» **Written problem**: Reproduce the listing below character for character; drop every image.

» **Excerpted records**:
******************************
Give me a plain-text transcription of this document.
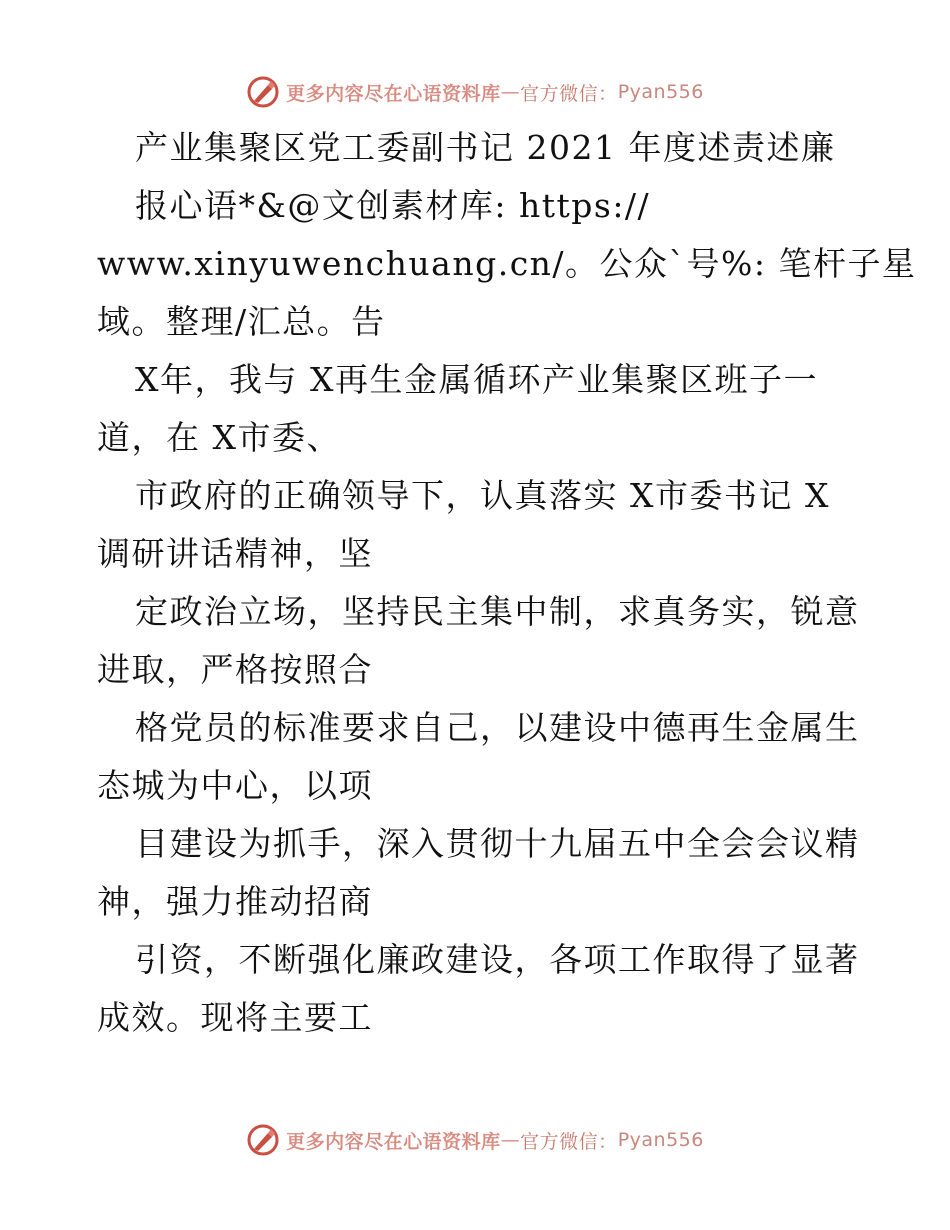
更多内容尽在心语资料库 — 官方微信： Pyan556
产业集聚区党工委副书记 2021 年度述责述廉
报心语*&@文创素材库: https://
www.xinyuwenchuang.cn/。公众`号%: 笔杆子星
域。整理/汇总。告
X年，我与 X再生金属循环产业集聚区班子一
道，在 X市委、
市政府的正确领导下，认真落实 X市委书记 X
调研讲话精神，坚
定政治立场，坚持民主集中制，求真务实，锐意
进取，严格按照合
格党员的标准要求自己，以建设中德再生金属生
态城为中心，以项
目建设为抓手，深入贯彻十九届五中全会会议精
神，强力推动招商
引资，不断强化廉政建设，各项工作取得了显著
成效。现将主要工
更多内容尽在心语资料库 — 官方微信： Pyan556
******************************
» **Reply to the task**:
Give me a plain-text transcription of this document.
更多内容尽在心语资料库 — 官方微信： Pyan556
产业集聚区党工委副书记 2021 年度述责述廉
报心语*&@文创素材库: https://
www.xinyuwenchuang.cn/。公众`号%: 笔杆子星
域。整理/汇总。告
X年，我与 X再生金属循环产业集聚区班子一
道，在 X市委、
市政府的正确领导下，认真落实 X市委书记 X
调研讲话精神，坚
定政治立场，坚持民主集中制，求真务实，锐意
进取，严格按照合
格党员的标准要求自己，以建设中德再生金属生
态城为中心，以项
目建设为抓手，深入贯彻十九届五中全会会议精
神，强力推动招商
引资，不断强化廉政建设，各项工作取得了显著
成效。现将主要工
更多内容尽在心语资料库 — 官方微信： Pyan556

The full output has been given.